◆ Exercise directions
Each line of the material must be returned exactly.

◆ Raw data

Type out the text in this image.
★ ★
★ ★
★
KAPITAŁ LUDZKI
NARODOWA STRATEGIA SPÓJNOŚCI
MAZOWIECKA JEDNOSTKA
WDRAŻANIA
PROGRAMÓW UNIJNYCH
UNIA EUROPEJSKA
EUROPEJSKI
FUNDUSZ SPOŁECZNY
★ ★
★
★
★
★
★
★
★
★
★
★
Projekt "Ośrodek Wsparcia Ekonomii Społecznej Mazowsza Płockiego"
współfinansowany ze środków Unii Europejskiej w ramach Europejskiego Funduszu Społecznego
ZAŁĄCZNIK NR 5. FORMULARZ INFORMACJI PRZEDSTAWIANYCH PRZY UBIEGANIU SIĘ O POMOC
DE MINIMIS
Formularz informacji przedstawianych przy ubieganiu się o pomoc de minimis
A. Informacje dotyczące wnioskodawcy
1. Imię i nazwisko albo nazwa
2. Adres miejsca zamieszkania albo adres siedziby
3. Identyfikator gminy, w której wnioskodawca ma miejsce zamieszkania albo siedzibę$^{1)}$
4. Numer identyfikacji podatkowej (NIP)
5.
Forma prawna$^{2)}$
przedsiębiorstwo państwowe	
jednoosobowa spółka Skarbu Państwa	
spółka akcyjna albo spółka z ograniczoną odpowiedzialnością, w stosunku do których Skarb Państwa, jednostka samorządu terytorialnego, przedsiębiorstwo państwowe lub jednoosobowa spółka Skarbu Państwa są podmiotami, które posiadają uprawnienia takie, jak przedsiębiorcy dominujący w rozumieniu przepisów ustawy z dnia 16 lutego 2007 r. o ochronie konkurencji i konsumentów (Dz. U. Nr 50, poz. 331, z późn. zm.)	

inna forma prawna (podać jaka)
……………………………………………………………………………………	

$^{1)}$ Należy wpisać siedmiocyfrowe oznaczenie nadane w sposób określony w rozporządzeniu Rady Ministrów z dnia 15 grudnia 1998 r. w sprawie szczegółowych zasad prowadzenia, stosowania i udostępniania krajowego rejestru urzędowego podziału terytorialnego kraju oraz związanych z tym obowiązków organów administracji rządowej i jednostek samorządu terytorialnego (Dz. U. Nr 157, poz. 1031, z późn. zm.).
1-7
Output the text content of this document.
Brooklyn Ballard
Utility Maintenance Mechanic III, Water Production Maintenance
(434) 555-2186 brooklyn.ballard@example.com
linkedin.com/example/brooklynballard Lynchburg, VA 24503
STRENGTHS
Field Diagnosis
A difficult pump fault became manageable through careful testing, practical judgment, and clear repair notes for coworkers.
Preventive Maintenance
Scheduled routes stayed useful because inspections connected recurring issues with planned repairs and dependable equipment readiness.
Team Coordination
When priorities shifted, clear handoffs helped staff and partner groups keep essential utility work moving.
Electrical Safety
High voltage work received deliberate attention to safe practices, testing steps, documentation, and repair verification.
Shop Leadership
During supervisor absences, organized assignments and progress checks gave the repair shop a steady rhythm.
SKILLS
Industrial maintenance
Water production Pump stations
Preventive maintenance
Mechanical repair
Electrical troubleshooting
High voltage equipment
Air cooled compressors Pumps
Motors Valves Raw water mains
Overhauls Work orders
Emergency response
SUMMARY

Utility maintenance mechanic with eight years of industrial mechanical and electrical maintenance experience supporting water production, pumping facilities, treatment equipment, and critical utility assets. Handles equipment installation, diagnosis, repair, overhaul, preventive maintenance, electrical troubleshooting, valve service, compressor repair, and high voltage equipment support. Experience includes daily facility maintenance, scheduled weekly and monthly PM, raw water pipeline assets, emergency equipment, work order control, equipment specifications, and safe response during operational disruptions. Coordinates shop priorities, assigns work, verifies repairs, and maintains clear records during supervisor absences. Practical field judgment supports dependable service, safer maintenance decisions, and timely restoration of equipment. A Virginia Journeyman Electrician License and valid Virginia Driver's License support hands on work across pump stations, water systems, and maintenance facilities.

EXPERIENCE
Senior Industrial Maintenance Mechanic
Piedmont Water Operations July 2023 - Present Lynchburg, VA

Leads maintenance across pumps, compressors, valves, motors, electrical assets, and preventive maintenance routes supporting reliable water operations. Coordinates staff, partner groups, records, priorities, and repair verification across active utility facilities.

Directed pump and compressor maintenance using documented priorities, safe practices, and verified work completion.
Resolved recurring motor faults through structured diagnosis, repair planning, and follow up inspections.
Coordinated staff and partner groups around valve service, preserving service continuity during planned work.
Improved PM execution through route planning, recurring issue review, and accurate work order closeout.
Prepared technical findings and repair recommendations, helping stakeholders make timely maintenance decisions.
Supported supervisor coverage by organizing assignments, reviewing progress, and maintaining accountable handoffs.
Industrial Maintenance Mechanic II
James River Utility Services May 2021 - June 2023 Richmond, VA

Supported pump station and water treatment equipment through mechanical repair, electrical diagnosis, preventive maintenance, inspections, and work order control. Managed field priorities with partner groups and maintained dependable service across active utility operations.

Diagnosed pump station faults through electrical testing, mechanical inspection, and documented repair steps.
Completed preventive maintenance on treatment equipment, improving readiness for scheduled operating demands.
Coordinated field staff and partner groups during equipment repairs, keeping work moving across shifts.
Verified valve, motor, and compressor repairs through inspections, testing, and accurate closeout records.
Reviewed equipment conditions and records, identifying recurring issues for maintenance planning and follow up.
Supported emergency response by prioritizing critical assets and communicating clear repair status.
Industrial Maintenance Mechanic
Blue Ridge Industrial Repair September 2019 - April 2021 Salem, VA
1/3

◆ Response to this exercise
Type out the text in this image.
★ ★
★ ★
★
KAPITAŁ LUDZKI
NARODOWA STRATEGIA SPÓJNOŚCI
MAZOWIECKA JEDNOSTKA
WDRAŻANIA
PROGRAMÓW UNIJNYCH
UNIA EUROPEJSKA
EUROPEJSKI
FUNDUSZ SPOŁECZNY
★ ★
★
★
★
★
★
★
★
★
★
★
Projekt "Ośrodek Wsparcia Ekonomii Społecznej Mazowsza Płockiego"
współfinansowany ze środków Unii Europejskiej w ramach Europejskiego Funduszu Społecznego
ZAŁĄCZNIK NR 5. FORMULARZ INFORMACJI PRZEDSTAWIANYCH PRZY UBIEGANIU SIĘ O POMOC
DE MINIMIS
Formularz informacji przedstawianych przy ubieganiu się o pomoc de minimis
A. Informacje dotyczące wnioskodawcy
1. Imię i nazwisko albo nazwa
2. Adres miejsca zamieszkania albo adres siedziby
3. Identyfikator gminy, w której wnioskodawca ma miejsce zamieszkania albo siedzibę$^{1)}$
4. Numer identyfikacji podatkowej (NIP)
5.
Forma prawna$^{2)}$
przedsiębiorstwo państwowe	
jednoosobowa spółka Skarbu Państwa	
spółka akcyjna albo spółka z ograniczoną odpowiedzialnością, w stosunku do których Skarb Państwa, jednostka samorządu terytorialnego, przedsiębiorstwo państwowe lub jednoosobowa spółka Skarbu Państwa są podmiotami, które posiadają uprawnienia takie, jak przedsiębiorcy dominujący w rozumieniu przepisów ustawy z dnia 16 lutego 2007 r. o ochronie konkurencji i konsumentów (Dz. U. Nr 50, poz. 331, z późn. zm.)	

inna forma prawna (podać jaka)
……………………………………………………………………………………	

$^{1)}$ Należy wpisać siedmiocyfrowe oznaczenie nadane w sposób określony w rozporządzeniu Rady Ministrów z dnia 15 grudnia 1998 r. w sprawie szczegółowych zasad prowadzenia, stosowania i udostępniania krajowego rejestru urzędowego podziału terytorialnego kraju oraz związanych z tym obowiązków organów administracji rządowej i jednostek samorządu terytorialnego (Dz. U. Nr 157, poz. 1031, z późn. zm.).
1-7
Output the text content of this document.
Brooklyn Ballard
Utility Maintenance Mechanic III, Water Production Maintenance
(434) 555-2186 brooklyn.ballard@example.com
linkedin.com/example/brooklynballard Lynchburg, VA 24503
STRENGTHS
Field Diagnosis
A difficult pump fault became manageable through careful testing, practical judgment, and clear repair notes for coworkers.
Preventive Maintenance
Scheduled routes stayed useful because inspections connected recurring issues with planned repairs and dependable equipment readiness.
Team Coordination
When priorities shifted, clear handoffs helped staff and partner groups keep essential utility work moving.
Electrical Safety
High voltage work received deliberate attention to safe practices, testing steps, documentation, and repair verification.
Shop Leadership
During supervisor absences, organized assignments and progress checks gave the repair shop a steady rhythm.
SKILLS
Industrial maintenance
Water production Pump stations
Preventive maintenance
Mechanical repair
Electrical troubleshooting
High voltage equipment
Air cooled compressors Pumps
Motors Valves Raw water mains
Overhauls Work orders
Emergency response
SUMMARY

Utility maintenance mechanic with eight years of industrial mechanical and electrical maintenance experience supporting water production, pumping facilities, treatment equipment, and critical utility assets. Handles equipment installation, diagnosis, repair, overhaul, preventive maintenance, electrical troubleshooting, valve service, compressor repair, and high voltage equipment support. Experience includes daily facility maintenance, scheduled weekly and monthly PM, raw water pipeline assets, emergency equipment, work order control, equipment specifications, and safe response during operational disruptions. Coordinates shop priorities, assigns work, verifies repairs, and maintains clear records during supervisor absences. Practical field judgment supports dependable service, safer maintenance decisions, and timely restoration of equipment. A Virginia Journeyman Electrician License and valid Virginia Driver's License support hands on work across pump stations, water systems, and maintenance facilities.

EXPERIENCE
Senior Industrial Maintenance Mechanic
Piedmont Water Operations July 2023 - Present Lynchburg, VA

Leads maintenance across pumps, compressors, valves, motors, electrical assets, and preventive maintenance routes supporting reliable water operations. Coordinates staff, partner groups, records, priorities, and repair verification across active utility facilities.

Directed pump and compressor maintenance using documented priorities, safe practices, and verified work completion.
Resolved recurring motor faults through structured diagnosis, repair planning, and follow up inspections.
Coordinated staff and partner groups around valve service, preserving service continuity during planned work.
Improved PM execution through route planning, recurring issue review, and accurate work order closeout.
Prepared technical findings and repair recommendations, helping stakeholders make timely maintenance decisions.
Supported supervisor coverage by organizing assignments, reviewing progress, and maintaining accountable handoffs.
Industrial Maintenance Mechanic II
James River Utility Services May 2021 - June 2023 Richmond, VA

Supported pump station and water treatment equipment through mechanical repair, electrical diagnosis, preventive maintenance, inspections, and work order control. Managed field priorities with partner groups and maintained dependable service across active utility operations.

Diagnosed pump station faults through electrical testing, mechanical inspection, and documented repair steps.
Completed preventive maintenance on treatment equipment, improving readiness for scheduled operating demands.
Coordinated field staff and partner groups during equipment repairs, keeping work moving across shifts.
Verified valve, motor, and compressor repairs through inspections, testing, and accurate closeout records.
Reviewed equipment conditions and records, identifying recurring issues for maintenance planning and follow up.
Supported emergency response by prioritizing critical assets and communicating clear repair status.
Industrial Maintenance Mechanic
Blue Ridge Industrial Repair September 2019 - April 2021 Salem, VA
1/3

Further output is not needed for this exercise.